■ **TASK OBJECTIVE**
Go through the listing and pick out each line with the word "A⁴A²" in it.

■ **DATA TO PROCESS**
· · ·

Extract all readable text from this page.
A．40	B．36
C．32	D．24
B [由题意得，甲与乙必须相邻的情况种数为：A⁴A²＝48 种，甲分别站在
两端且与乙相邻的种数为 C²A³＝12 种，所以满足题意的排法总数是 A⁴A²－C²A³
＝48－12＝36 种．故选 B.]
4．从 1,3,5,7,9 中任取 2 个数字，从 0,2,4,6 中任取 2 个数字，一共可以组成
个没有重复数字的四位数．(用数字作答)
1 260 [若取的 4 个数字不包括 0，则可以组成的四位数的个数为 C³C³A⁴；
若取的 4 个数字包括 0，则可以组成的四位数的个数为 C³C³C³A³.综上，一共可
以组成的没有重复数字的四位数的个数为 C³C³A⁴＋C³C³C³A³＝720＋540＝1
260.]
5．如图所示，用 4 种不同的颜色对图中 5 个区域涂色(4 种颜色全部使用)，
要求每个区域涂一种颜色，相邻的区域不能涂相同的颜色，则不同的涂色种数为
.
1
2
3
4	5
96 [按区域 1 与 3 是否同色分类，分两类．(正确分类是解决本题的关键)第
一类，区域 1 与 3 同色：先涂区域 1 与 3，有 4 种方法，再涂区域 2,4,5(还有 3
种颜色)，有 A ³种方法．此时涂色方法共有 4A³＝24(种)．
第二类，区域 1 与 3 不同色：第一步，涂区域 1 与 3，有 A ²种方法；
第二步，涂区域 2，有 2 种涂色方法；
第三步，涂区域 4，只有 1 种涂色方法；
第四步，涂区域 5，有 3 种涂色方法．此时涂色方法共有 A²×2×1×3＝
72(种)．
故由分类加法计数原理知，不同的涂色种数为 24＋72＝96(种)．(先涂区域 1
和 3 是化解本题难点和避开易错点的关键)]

· · ·

■ **SOLUTION TO THE PROBLEM**
B [由题意得，甲与乙必须相邻的情况种数为：A⁴A²＝48 种，甲分别站在
两端且与乙相邻的种数为 C²A³＝12 种，所以满足题意的排法总数是 A⁴A²－C²A³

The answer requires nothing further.